+++ TEXT BLOCK

One also can’t forget, despite the glorification of early protest music, that even those earlier songs and artists have been effectively sanitized. Almost all of the work was already coming from major labels, preventing anything too challenging from reaching the air. Even the work that we can see as lyrically critical is made
palatable: “Fortunate Son,” a song about the rich getting out of the draft, is played at Trump rallies. Springsteen’s “Born in the USA” was played during the Reagan campaign. Examples like these are countless and don’t help the argument that political music is actually successful at making anything close to a fundamental change. A further critique, one that is brutally simple: those same hippies, Gen X punks, and millennial deadbeats all ended up getting jobs as bank tellers, landlords, and defense industry lobbyists anyway.

++++++

▶ **PROBLEM SET**:
[1] In the passage on protest music, which song about the rich getting out of the draft is played at Trump rallies?
[2] Echo the passage on protest music word for word, everything from "One also can’t" down to "industry lobbyists anyway.".

+++ INFORMATION SHOWN

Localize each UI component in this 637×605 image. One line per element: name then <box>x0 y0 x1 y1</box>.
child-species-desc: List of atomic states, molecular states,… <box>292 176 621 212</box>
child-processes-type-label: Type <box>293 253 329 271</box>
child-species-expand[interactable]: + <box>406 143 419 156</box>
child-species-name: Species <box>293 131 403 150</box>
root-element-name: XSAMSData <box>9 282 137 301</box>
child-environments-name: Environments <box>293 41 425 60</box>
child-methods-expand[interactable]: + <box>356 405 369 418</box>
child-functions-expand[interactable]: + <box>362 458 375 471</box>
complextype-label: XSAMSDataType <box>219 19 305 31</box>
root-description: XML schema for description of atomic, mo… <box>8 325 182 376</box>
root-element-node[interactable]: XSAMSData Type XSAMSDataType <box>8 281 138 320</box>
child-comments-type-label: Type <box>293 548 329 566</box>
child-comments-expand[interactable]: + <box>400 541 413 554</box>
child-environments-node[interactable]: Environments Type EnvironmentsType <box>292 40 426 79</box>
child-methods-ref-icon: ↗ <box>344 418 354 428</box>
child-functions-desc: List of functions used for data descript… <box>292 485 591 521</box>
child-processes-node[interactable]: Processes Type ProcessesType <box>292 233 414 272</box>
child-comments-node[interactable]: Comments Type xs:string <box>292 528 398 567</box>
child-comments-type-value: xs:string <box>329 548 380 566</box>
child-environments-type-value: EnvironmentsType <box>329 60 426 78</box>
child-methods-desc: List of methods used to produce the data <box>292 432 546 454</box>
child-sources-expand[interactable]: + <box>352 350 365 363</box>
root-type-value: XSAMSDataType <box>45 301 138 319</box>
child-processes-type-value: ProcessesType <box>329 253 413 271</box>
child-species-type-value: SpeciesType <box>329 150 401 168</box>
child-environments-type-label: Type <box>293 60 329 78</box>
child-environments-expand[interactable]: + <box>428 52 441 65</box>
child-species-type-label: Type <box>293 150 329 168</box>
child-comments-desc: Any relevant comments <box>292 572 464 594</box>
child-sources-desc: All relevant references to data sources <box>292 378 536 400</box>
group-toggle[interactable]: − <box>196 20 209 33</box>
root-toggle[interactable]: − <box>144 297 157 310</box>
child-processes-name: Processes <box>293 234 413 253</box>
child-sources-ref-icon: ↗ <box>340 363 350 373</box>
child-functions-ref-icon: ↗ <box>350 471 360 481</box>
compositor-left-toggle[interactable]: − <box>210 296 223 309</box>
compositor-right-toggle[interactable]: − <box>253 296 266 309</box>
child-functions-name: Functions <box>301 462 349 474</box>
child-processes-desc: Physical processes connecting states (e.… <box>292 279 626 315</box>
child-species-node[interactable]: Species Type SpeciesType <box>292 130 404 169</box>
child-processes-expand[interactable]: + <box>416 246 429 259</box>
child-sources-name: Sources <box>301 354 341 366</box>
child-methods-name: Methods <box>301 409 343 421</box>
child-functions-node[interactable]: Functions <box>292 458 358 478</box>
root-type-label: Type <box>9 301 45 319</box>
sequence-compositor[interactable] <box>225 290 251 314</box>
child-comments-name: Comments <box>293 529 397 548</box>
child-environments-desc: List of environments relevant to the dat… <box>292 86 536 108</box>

++++++

▶ **SOLVED TASKS**:
[1] "Fortunate Son."

[2]
One also can’t forget, despite the glorification of early protest music, that even those earlier songs and artists have been effectively sanitized. Almost all of the work was already coming from major labels, preventing anything too challenging from reaching the air. Even the work that we can see as lyrically critical is made
palatable: “Fortunate Son,” a song about the rich getting out of the draft, is played at Trump rallies. Springsteen’s “Born in the USA” was played during the Reagan campaign. Examples like these are countless and don’t help the argument that political music is actually successful at making anything close to a fundamental change. A further critique, one that is brutally simple: those same hippies, Gen X punks, and millennial deadbeats all ended up getting jobs as bank tellers, landlords, and defense industry lobbyists anyway.